• **Problem statement**
Return an exact copy of the lines from the one holding "What data populates" to the end of the data, including both the starting and final lines. Leave the pictures out.

• **Material provided**
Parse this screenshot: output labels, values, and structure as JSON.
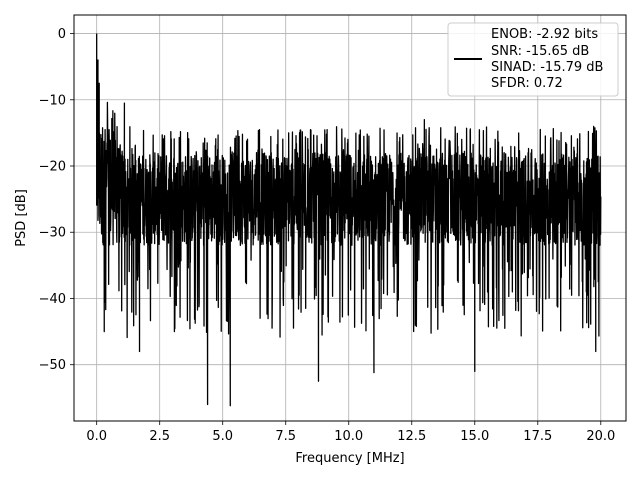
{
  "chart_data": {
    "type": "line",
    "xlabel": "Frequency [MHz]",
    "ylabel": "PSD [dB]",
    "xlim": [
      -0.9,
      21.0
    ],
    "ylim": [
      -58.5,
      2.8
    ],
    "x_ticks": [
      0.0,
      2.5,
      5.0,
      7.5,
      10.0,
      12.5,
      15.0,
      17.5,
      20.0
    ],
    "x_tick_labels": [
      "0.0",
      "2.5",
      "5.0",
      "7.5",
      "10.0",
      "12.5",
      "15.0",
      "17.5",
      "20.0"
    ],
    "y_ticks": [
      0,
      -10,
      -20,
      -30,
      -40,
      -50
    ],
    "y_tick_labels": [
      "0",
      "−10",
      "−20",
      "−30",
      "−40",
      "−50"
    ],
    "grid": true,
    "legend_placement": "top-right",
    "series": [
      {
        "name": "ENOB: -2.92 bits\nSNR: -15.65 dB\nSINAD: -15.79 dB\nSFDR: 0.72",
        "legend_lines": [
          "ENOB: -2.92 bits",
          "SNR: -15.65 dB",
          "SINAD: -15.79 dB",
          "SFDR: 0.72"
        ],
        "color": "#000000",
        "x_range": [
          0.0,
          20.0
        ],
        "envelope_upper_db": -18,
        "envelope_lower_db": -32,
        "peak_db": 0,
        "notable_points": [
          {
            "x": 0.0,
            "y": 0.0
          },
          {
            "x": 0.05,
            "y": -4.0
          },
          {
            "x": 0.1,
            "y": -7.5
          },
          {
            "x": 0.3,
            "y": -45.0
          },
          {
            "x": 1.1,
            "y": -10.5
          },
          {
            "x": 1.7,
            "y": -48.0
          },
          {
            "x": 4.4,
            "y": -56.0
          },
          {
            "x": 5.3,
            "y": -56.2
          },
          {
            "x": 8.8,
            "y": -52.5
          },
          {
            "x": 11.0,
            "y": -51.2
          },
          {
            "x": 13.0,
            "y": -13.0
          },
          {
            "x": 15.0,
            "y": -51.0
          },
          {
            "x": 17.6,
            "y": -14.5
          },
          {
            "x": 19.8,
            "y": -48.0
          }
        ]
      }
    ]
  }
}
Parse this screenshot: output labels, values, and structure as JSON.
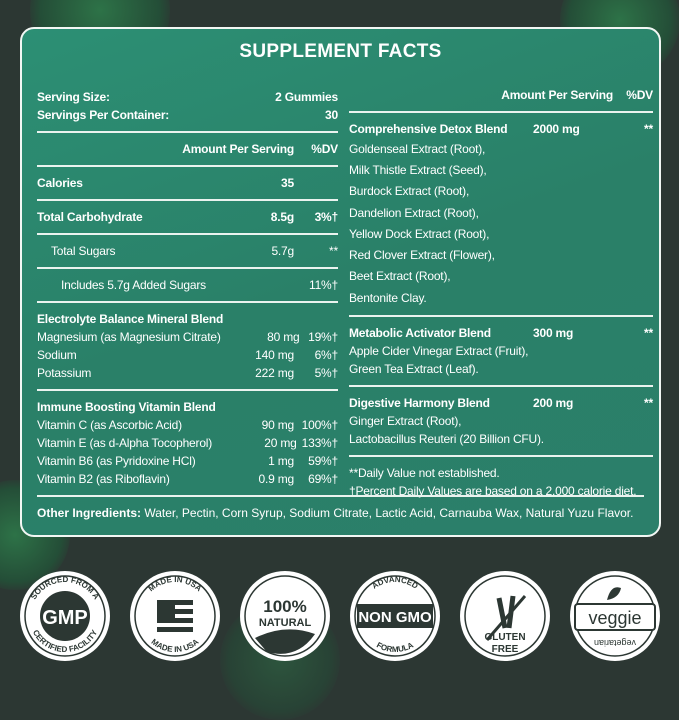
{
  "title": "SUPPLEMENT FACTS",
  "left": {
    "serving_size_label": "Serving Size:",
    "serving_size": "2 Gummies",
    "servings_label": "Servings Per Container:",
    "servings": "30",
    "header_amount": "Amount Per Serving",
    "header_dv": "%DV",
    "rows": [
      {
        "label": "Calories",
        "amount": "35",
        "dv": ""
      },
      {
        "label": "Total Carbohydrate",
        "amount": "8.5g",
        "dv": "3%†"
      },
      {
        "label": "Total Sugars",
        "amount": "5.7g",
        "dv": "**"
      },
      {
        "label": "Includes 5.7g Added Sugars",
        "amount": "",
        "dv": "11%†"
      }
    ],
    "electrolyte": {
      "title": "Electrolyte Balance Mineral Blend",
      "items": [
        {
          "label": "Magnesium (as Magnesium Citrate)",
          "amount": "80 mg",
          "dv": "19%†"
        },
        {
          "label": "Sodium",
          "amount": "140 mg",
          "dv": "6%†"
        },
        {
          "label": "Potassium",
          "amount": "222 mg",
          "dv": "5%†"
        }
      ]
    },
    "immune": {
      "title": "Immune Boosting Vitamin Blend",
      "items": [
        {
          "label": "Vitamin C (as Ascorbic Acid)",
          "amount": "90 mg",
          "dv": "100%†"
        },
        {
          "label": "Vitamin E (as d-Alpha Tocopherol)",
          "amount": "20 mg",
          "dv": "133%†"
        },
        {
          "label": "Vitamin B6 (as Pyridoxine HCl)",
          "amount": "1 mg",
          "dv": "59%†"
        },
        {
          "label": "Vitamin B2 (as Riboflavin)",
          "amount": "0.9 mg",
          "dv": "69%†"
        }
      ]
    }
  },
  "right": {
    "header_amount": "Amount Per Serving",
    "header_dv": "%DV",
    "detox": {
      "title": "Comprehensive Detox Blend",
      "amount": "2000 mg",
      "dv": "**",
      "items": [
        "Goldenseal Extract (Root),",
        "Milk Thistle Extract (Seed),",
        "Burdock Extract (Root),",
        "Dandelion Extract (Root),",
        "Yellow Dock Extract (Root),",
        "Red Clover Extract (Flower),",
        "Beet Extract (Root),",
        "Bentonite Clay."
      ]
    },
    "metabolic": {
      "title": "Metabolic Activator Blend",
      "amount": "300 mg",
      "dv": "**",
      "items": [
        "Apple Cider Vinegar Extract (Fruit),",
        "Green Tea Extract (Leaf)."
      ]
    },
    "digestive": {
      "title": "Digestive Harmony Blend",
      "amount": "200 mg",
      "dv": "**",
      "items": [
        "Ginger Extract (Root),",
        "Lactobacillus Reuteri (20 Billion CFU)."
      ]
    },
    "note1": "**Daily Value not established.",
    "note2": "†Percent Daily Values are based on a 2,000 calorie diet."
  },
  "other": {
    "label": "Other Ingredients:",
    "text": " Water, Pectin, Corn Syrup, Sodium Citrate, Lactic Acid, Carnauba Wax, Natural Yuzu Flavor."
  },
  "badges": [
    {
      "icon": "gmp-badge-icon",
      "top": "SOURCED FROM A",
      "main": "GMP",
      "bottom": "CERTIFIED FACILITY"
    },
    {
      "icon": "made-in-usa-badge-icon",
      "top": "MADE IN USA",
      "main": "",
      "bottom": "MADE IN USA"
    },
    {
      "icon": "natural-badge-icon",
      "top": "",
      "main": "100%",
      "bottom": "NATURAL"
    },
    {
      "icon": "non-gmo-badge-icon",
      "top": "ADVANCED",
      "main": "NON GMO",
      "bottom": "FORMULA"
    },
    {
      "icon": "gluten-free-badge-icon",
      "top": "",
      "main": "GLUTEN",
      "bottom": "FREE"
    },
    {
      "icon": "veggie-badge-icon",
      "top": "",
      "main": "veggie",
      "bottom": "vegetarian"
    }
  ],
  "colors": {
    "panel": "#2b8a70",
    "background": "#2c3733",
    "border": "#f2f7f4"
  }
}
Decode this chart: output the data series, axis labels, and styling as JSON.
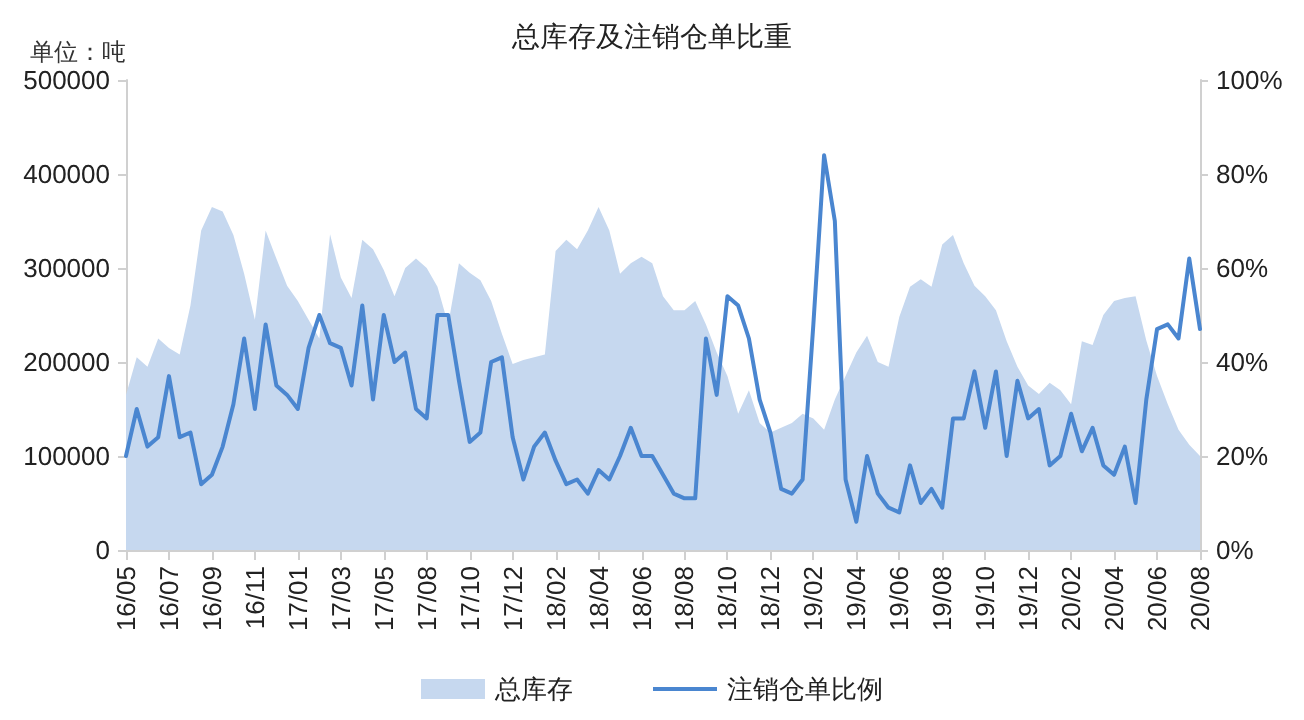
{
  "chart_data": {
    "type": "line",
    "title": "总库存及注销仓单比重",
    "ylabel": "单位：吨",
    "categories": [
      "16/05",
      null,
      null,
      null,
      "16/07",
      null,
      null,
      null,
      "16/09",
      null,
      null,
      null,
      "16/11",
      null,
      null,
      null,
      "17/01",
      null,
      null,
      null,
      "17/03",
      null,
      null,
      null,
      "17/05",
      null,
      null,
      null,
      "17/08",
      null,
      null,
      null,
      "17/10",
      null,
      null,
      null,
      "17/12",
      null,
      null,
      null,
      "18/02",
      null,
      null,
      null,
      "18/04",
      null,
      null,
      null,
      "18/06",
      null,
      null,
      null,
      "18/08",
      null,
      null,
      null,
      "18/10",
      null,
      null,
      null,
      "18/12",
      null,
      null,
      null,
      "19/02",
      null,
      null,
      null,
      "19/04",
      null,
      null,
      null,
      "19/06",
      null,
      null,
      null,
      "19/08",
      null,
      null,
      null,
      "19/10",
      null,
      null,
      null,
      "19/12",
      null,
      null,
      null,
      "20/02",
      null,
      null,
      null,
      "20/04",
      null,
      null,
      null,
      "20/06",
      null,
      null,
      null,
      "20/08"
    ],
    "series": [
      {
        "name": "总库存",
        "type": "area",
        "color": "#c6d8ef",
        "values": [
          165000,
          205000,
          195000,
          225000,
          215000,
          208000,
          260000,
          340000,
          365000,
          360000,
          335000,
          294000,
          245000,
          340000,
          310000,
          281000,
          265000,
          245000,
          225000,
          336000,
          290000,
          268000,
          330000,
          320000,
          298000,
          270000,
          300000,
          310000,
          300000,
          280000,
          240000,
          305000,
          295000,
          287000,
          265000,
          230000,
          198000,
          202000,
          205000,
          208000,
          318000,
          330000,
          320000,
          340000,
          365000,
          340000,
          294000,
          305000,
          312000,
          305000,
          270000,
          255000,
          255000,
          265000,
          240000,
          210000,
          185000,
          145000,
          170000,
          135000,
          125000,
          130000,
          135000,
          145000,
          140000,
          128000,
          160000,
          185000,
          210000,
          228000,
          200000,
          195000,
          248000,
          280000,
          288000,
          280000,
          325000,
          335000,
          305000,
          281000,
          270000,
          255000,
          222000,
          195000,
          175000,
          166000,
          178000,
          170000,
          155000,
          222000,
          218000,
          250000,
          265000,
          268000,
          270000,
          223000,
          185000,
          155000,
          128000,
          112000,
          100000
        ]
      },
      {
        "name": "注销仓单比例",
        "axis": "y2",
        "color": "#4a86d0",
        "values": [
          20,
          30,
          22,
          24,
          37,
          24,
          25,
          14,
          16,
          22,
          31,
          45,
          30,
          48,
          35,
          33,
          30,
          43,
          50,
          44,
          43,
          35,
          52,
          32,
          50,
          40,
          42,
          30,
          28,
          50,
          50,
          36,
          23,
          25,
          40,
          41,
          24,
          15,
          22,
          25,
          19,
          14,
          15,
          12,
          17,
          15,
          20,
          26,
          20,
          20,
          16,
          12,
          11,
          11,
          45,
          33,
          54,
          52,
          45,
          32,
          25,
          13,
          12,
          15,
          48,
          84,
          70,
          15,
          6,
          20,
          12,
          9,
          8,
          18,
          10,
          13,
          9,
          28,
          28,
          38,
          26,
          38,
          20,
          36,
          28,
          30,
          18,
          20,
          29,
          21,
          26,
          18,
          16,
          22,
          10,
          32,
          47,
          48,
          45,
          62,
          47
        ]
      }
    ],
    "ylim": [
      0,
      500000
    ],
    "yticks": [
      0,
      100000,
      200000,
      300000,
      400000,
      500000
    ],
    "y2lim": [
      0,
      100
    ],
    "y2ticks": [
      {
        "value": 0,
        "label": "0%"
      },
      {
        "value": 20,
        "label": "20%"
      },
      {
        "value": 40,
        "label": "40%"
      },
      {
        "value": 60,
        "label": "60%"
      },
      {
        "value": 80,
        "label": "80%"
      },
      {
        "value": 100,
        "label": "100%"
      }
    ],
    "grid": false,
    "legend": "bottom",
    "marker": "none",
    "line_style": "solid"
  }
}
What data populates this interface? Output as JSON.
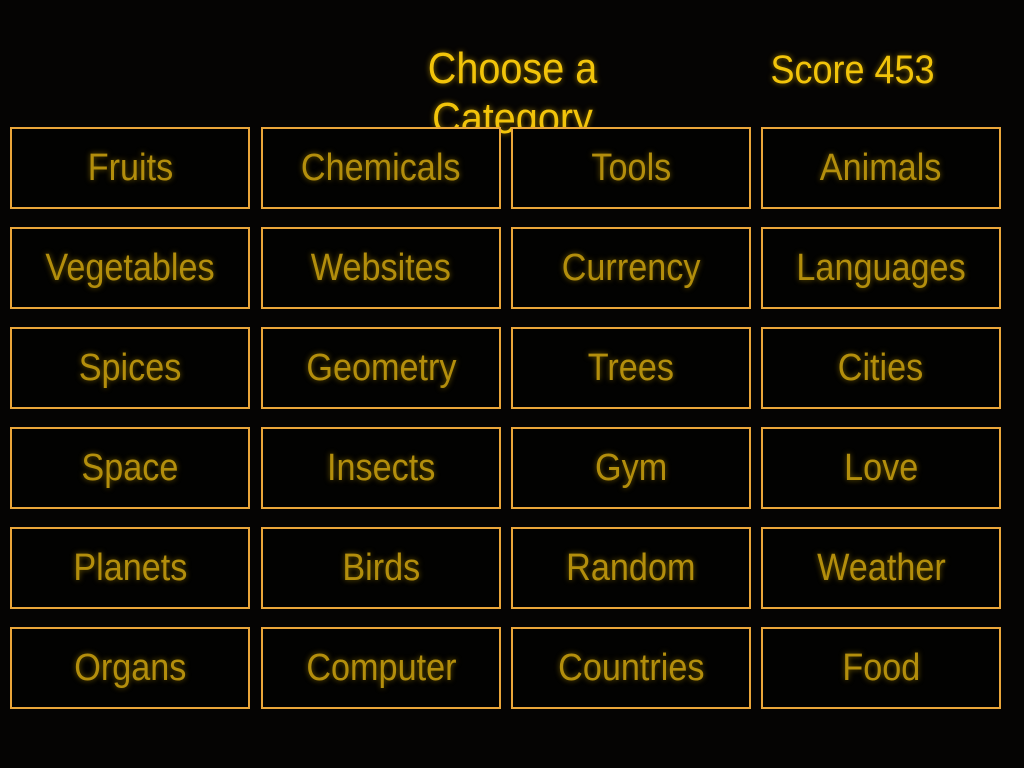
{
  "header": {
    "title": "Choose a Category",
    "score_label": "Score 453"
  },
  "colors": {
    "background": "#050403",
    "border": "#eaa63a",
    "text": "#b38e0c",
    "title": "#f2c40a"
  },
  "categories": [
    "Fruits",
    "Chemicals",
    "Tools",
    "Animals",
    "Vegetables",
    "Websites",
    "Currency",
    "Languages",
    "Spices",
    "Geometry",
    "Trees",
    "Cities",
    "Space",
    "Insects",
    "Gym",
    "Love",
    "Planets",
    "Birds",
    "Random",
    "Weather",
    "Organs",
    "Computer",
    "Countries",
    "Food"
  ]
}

• **Correct result**
What data populates this interface? Output as JSON.
{
  "header": {
    "title": "Choose a Category",
    "score_label": "Score 453"
  },
  "colors": {
    "background": "#050403",
    "border": "#eaa63a",
    "text": "#b38e0c",
    "title": "#f2c40a"
  },
  "categories": [
    "Fruits",
    "Chemicals",
    "Tools",
    "Animals",
    "Vegetables",
    "Websites",
    "Currency",
    "Languages",
    "Spices",
    "Geometry",
    "Trees",
    "Cities",
    "Space",
    "Insects",
    "Gym",
    "Love",
    "Planets",
    "Birds",
    "Random",
    "Weather",
    "Organs",
    "Computer",
    "Countries",
    "Food"
  ]
}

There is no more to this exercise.